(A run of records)
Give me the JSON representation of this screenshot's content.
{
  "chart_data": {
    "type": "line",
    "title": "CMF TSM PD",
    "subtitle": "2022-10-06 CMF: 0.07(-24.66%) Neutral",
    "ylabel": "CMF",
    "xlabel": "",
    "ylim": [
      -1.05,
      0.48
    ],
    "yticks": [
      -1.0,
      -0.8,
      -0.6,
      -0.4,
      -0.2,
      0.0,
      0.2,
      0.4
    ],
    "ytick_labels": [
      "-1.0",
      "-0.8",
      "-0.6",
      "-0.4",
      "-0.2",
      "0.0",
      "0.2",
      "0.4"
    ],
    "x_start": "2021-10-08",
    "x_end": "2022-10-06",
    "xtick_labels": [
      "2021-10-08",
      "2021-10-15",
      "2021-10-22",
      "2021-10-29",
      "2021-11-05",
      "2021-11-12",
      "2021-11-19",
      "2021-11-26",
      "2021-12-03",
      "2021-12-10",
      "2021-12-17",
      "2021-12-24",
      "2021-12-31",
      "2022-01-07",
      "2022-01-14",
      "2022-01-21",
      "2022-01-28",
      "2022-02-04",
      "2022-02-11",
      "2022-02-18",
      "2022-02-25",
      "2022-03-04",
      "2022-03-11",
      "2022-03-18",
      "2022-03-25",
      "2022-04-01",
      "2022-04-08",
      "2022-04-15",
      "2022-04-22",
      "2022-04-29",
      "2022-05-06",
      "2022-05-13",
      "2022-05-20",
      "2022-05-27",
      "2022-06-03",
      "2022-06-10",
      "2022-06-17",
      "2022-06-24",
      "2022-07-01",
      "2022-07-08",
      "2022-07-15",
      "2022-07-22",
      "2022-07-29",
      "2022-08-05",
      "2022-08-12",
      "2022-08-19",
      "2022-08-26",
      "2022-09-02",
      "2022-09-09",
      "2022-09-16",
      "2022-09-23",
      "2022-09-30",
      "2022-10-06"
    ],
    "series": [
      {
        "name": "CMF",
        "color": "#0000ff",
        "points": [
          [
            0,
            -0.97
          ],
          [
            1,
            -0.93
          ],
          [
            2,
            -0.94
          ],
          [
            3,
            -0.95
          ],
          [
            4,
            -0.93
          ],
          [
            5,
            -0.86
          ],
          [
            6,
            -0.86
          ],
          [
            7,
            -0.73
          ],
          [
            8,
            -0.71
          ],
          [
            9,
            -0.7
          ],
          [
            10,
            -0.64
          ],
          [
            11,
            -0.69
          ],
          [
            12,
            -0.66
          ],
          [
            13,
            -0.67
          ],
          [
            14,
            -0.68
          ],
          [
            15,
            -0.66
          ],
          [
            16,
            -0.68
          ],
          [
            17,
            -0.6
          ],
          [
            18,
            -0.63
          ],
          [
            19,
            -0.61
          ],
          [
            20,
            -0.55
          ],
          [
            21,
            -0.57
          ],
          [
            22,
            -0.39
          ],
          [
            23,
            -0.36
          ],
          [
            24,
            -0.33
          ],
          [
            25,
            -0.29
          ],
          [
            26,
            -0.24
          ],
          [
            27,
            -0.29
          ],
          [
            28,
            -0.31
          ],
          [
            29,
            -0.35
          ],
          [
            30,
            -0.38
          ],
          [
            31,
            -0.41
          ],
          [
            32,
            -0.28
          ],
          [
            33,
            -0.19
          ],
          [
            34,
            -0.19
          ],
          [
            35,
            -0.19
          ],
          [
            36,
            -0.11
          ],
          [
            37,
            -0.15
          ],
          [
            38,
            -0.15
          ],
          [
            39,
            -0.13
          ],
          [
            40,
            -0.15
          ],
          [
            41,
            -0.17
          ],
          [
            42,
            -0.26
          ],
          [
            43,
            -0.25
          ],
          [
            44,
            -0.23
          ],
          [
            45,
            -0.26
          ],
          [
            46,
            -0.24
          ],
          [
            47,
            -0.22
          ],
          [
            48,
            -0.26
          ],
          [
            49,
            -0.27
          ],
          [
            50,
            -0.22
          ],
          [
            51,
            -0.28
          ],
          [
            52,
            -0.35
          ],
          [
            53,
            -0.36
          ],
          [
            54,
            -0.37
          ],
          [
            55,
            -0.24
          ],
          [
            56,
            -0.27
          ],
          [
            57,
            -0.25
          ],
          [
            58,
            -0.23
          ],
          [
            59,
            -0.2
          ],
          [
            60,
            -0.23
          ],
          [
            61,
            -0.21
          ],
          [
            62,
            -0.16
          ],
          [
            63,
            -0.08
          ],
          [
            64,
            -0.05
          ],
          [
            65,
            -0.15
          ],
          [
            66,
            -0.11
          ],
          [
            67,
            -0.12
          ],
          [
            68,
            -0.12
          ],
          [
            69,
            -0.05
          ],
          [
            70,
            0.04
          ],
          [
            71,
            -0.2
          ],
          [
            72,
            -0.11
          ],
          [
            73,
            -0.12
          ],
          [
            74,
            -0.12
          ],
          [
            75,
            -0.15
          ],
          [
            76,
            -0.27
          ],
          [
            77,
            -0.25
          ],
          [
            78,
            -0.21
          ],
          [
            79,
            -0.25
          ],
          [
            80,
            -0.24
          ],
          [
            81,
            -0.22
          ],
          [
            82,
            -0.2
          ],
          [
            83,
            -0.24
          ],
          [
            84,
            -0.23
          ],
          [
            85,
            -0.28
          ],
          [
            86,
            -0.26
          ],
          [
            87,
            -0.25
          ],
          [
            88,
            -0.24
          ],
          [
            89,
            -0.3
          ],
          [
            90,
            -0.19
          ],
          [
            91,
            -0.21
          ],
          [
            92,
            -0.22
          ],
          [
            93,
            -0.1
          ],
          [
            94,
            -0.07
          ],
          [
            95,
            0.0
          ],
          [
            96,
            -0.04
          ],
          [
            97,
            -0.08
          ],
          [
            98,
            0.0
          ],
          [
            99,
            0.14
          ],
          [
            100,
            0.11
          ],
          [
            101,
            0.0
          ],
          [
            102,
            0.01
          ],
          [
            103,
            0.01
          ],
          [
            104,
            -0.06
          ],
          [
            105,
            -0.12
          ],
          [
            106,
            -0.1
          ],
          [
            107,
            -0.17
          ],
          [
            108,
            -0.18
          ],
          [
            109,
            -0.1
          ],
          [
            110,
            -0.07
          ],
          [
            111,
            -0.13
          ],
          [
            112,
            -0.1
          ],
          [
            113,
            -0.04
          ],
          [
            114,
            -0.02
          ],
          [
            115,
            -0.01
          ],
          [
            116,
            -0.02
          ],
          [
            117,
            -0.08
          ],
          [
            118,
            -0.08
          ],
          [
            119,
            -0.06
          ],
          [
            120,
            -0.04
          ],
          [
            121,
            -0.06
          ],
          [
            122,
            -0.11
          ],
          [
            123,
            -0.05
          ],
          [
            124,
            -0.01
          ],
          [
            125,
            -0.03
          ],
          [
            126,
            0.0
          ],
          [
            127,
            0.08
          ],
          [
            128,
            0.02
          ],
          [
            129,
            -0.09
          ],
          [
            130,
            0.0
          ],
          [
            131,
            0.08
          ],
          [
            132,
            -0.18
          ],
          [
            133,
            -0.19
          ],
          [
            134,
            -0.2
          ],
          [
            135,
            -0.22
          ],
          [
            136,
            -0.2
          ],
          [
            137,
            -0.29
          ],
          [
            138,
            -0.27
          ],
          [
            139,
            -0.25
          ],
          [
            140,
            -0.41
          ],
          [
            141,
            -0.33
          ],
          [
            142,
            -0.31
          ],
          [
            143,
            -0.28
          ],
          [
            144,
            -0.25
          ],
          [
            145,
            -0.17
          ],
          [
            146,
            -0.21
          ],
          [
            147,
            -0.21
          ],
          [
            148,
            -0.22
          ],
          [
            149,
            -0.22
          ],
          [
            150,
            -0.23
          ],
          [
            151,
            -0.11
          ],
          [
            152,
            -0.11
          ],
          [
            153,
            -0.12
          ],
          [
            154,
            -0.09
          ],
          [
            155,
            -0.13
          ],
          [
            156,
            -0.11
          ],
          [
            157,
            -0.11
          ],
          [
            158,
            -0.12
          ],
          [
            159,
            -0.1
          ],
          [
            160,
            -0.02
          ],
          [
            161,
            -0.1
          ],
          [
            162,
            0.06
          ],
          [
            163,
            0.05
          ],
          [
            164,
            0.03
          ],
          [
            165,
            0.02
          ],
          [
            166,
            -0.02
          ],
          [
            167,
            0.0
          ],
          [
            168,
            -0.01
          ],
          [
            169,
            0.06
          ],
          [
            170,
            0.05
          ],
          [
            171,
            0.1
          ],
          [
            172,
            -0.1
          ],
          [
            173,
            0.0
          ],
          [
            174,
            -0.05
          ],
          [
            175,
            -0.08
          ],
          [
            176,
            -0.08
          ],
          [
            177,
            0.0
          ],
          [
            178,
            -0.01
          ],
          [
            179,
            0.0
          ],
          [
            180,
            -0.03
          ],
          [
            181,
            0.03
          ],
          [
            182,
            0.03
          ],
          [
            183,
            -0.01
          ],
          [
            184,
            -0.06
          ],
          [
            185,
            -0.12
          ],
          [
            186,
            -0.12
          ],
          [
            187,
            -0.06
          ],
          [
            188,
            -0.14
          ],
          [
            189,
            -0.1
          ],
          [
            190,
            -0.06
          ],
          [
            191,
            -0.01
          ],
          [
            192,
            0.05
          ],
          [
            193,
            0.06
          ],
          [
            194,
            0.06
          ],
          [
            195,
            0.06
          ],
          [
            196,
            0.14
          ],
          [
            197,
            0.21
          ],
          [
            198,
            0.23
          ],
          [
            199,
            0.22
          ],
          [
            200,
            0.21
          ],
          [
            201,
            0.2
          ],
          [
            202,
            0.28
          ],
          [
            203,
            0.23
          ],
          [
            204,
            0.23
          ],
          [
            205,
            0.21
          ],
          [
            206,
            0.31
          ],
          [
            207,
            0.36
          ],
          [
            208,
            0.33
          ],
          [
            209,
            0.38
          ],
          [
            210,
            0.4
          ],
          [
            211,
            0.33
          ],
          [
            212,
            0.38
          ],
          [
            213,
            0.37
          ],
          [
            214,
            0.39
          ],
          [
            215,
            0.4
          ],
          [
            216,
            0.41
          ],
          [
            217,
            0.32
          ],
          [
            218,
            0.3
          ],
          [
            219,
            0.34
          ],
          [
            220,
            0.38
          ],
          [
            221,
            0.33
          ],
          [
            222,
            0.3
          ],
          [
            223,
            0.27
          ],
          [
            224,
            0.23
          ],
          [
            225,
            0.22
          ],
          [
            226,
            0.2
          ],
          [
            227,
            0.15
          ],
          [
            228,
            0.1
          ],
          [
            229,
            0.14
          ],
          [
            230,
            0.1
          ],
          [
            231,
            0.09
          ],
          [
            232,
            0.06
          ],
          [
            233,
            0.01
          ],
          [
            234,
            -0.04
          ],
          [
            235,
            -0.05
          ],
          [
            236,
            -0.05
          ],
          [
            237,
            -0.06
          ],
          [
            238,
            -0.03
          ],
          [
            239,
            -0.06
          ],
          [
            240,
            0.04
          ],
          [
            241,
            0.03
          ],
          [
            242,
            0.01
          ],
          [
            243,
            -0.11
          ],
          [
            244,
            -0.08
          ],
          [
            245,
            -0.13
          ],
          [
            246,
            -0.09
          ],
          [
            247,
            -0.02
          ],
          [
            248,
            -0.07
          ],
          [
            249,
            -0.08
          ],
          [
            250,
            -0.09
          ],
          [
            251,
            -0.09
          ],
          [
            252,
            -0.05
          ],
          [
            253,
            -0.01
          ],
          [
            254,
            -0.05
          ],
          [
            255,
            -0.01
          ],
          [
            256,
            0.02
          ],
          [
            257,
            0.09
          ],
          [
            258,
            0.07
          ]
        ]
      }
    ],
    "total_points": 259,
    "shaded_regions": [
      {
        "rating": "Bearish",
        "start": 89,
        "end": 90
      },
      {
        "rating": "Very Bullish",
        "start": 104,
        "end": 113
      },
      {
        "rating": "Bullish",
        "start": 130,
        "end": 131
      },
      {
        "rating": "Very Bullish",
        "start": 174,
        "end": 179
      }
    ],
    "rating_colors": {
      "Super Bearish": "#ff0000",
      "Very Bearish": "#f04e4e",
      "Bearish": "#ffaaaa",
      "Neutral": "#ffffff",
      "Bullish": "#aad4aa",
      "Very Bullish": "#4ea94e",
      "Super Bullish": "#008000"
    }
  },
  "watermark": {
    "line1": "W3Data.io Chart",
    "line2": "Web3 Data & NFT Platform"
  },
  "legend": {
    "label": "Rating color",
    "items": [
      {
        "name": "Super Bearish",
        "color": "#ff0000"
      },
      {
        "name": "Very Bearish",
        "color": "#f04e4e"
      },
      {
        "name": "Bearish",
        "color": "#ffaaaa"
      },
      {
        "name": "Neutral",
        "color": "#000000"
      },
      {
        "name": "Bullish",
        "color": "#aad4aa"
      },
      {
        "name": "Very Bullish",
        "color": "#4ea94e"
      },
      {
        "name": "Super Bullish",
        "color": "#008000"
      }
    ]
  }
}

> SHORT TASK
Copy each line above containing the string "Neutral".

> TASK OUTPUT
    "subtitle": "2022-10-06 CMF: 0.07(-24.66%) Neutral",
      "Neutral": "#ffffff",
        "name": "Neutral",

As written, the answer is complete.